* [Data entries]
········

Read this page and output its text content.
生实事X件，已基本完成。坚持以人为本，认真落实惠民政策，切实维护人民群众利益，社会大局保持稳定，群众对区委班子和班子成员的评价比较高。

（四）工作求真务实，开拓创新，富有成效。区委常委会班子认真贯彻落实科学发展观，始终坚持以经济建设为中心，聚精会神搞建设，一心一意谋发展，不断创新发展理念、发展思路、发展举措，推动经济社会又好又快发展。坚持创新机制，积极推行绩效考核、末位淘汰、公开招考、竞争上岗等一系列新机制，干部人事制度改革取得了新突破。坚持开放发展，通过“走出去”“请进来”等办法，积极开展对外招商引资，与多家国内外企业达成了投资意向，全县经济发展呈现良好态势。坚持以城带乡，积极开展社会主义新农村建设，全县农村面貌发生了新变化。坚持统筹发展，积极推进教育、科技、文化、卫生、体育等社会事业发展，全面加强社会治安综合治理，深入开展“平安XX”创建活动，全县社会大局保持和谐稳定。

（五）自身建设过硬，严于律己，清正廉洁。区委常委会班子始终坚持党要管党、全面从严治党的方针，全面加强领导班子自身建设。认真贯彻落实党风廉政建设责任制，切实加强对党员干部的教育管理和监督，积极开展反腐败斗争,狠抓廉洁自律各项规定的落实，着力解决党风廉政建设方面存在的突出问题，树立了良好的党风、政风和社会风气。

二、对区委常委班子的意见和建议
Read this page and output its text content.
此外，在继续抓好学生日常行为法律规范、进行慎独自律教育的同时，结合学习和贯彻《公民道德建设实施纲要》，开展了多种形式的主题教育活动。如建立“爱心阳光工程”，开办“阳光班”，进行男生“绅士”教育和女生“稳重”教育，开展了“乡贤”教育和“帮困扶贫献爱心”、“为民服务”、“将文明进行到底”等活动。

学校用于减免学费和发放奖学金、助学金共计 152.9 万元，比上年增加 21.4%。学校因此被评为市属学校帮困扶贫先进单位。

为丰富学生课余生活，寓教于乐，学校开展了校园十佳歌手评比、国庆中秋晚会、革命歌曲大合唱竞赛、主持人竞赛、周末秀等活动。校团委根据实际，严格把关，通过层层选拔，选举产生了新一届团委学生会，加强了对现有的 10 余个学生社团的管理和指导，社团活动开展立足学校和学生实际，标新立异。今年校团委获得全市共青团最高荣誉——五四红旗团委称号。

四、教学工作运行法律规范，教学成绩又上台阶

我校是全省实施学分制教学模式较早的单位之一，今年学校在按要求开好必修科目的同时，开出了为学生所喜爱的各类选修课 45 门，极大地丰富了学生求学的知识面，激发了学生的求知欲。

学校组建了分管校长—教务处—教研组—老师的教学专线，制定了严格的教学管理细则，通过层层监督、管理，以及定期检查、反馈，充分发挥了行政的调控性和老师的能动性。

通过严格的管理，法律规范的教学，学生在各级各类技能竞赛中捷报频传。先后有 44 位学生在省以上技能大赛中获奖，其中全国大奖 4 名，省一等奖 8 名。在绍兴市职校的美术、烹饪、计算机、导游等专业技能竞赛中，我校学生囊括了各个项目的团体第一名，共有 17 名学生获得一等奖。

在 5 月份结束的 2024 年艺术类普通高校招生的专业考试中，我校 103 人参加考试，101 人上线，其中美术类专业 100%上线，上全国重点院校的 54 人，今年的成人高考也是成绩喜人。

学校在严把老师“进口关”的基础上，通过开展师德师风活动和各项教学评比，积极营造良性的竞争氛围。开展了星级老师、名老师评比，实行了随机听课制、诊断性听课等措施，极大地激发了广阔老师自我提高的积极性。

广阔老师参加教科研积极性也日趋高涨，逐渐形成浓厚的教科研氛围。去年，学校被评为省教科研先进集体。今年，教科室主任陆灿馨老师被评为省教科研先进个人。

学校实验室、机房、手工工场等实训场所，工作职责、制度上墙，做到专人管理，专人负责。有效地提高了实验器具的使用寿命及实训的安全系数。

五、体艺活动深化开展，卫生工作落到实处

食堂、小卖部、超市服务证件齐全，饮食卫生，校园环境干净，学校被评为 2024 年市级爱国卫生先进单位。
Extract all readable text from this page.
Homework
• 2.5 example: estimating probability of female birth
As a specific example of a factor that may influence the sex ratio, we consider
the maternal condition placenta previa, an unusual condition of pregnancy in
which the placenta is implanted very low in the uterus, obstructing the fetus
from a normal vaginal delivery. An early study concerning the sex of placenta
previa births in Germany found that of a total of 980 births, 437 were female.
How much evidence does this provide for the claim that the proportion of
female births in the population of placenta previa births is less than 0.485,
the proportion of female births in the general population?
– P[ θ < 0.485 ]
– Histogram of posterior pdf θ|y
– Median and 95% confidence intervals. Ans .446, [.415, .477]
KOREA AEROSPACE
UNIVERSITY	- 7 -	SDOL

········

* [What the task requires]
Give all the records again. Match them exactly.

* [Exercise response]
Read this page and output its text content.
生实事X件，已基本完成。坚持以人为本，认真落实惠民政策，切实维护人民群众利益，社会大局保持稳定，群众对区委班子和班子成员的评价比较高。

（四）工作求真务实，开拓创新，富有成效。区委常委会班子认真贯彻落实科学发展观，始终坚持以经济建设为中心，聚精会神搞建设，一心一意谋发展，不断创新发展理念、发展思路、发展举措，推动经济社会又好又快发展。坚持创新机制，积极推行绩效考核、末位淘汰、公开招考、竞争上岗等一系列新机制，干部人事制度改革取得了新突破。坚持开放发展，通过“走出去”“请进来”等办法，积极开展对外招商引资，与多家国内外企业达成了投资意向，全县经济发展呈现良好态势。坚持以城带乡，积极开展社会主义新农村建设，全县农村面貌发生了新变化。坚持统筹发展，积极推进教育、科技、文化、卫生、体育等社会事业发展，全面加强社会治安综合治理，深入开展“平安XX”创建活动，全县社会大局保持和谐稳定。

（五）自身建设过硬，严于律己，清正廉洁。区委常委会班子始终坚持党要管党、全面从严治党的方针，全面加强领导班子自身建设。认真贯彻落实党风廉政建设责任制，切实加强对党员干部的教育管理和监督，积极开展反腐败斗争,狠抓廉洁自律各项规定的落实，着力解决党风廉政建设方面存在的突出问题，树立了良好的党风、政风和社会风气。

二、对区委常委班子的意见和建议
Read this page and output its text content.
此外，在继续抓好学生日常行为法律规范、进行慎独自律教育的同时，结合学习和贯彻《公民道德建设实施纲要》，开展了多种形式的主题教育活动。如建立“爱心阳光工程”，开办“阳光班”，进行男生“绅士”教育和女生“稳重”教育，开展了“乡贤”教育和“帮困扶贫献爱心”、“为民服务”、“将文明进行到底”等活动。

学校用于减免学费和发放奖学金、助学金共计 152.9 万元，比上年增加 21.4%。学校因此被评为市属学校帮困扶贫先进单位。

为丰富学生课余生活，寓教于乐，学校开展了校园十佳歌手评比、国庆中秋晚会、革命歌曲大合唱竞赛、主持人竞赛、周末秀等活动。校团委根据实际，严格把关，通过层层选拔，选举产生了新一届团委学生会，加强了对现有的 10 余个学生社团的管理和指导，社团活动开展立足学校和学生实际，标新立异。今年校团委获得全市共青团最高荣誉——五四红旗团委称号。

四、教学工作运行法律规范，教学成绩又上台阶

我校是全省实施学分制教学模式较早的单位之一，今年学校在按要求开好必修科目的同时，开出了为学生所喜爱的各类选修课 45 门，极大地丰富了学生求学的知识面，激发了学生的求知欲。

学校组建了分管校长—教务处—教研组—老师的教学专线，制定了严格的教学管理细则，通过层层监督、管理，以及定期检查、反馈，充分发挥了行政的调控性和老师的能动性。

通过严格的管理，法律规范的教学，学生在各级各类技能竞赛中捷报频传。先后有 44 位学生在省以上技能大赛中获奖，其中全国大奖 4 名，省一等奖 8 名。在绍兴市职校的美术、烹饪、计算机、导游等专业技能竞赛中，我校学生囊括了各个项目的团体第一名，共有 17 名学生获得一等奖。

在 5 月份结束的 2024 年艺术类普通高校招生的专业考试中，我校 103 人参加考试，101 人上线，其中美术类专业 100%上线，上全国重点院校的 54 人，今年的成人高考也是成绩喜人。

学校在严把老师“进口关”的基础上，通过开展师德师风活动和各项教学评比，积极营造良性的竞争氛围。开展了星级老师、名老师评比，实行了随机听课制、诊断性听课等措施，极大地激发了广阔老师自我提高的积极性。

广阔老师参加教科研积极性也日趋高涨，逐渐形成浓厚的教科研氛围。去年，学校被评为省教科研先进集体。今年，教科室主任陆灿馨老师被评为省教科研先进个人。

学校实验室、机房、手工工场等实训场所，工作职责、制度上墙，做到专人管理，专人负责。有效地提高了实验器具的使用寿命及实训的安全系数。

五、体艺活动深化开展，卫生工作落到实处

食堂、小卖部、超市服务证件齐全，饮食卫生，校园环境干净，学校被评为 2024 年市级爱国卫生先进单位。
Extract all readable text from this page.
Homework
• 2.5 example: estimating probability of female birth
As a specific example of a factor that may influence the sex ratio, we consider
the maternal condition placenta previa, an unusual condition of pregnancy in
which the placenta is implanted very low in the uterus, obstructing the fetus
from a normal vaginal delivery. An early study concerning the sex of placenta
previa births in Germany found that of a total of 980 births, 437 were female.
How much evidence does this provide for the claim that the proportion of
female births in the population of placenta previa births is less than 0.485,
the proportion of female births in the general population?
– P[ θ < 0.485 ]
– Histogram of posterior pdf θ|y
– Median and 95% confidence intervals. Ans .446, [.415, .477]
KOREA AEROSPACE
UNIVERSITY	- 7 -	SDOL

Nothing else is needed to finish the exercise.